= SHORT PROBLEM =
Pick out every line in the material below that contains the string "search", and copy each one in full. Case counts.

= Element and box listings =
○ ○ ○

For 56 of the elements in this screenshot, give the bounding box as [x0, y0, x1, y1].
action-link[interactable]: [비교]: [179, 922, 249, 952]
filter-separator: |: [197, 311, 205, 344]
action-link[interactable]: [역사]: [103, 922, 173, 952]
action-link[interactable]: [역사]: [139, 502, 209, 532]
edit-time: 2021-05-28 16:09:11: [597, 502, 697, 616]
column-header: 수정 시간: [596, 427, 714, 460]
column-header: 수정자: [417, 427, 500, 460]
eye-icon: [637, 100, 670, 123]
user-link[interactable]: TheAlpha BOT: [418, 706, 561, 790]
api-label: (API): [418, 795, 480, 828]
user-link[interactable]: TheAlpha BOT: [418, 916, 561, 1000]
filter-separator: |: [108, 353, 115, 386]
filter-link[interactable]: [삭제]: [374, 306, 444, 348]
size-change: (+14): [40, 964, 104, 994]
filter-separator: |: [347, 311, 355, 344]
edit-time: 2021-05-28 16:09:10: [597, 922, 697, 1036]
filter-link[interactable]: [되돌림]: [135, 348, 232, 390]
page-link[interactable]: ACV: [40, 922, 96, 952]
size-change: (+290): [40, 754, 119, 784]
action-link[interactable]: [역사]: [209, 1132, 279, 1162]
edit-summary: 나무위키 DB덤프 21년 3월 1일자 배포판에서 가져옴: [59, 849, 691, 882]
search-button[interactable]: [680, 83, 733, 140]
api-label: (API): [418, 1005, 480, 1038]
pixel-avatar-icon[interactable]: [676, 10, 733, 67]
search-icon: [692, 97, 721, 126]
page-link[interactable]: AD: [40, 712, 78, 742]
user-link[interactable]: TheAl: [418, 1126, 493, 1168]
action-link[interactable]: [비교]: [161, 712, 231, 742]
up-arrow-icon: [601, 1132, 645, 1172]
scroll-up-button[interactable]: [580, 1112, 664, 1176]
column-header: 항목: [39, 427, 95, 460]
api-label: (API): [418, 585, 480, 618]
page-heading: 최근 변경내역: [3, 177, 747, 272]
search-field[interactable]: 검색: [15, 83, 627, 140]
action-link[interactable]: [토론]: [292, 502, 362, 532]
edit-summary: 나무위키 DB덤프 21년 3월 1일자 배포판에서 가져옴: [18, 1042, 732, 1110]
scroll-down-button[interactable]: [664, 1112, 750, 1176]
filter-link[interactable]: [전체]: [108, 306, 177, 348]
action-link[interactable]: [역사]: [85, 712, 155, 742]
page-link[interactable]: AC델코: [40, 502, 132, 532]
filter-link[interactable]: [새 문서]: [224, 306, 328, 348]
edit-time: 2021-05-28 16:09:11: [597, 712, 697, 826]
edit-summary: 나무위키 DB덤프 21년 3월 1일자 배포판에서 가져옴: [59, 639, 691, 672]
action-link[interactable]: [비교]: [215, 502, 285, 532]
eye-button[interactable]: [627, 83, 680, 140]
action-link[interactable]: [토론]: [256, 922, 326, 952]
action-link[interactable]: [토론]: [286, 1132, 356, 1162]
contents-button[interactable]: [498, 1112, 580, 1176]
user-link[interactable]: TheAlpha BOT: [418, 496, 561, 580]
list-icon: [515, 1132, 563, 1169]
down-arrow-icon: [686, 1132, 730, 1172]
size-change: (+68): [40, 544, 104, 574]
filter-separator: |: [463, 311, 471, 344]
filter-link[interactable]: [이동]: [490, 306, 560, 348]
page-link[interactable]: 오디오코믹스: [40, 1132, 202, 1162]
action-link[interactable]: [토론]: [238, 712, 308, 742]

○ ○ ○

= SOLUTION TO THIS PROBLEM =
search-button[interactable]: [680, 83, 733, 140]
search-icon: [692, 97, 721, 126]
search-field[interactable]: 검색: [15, 83, 627, 140]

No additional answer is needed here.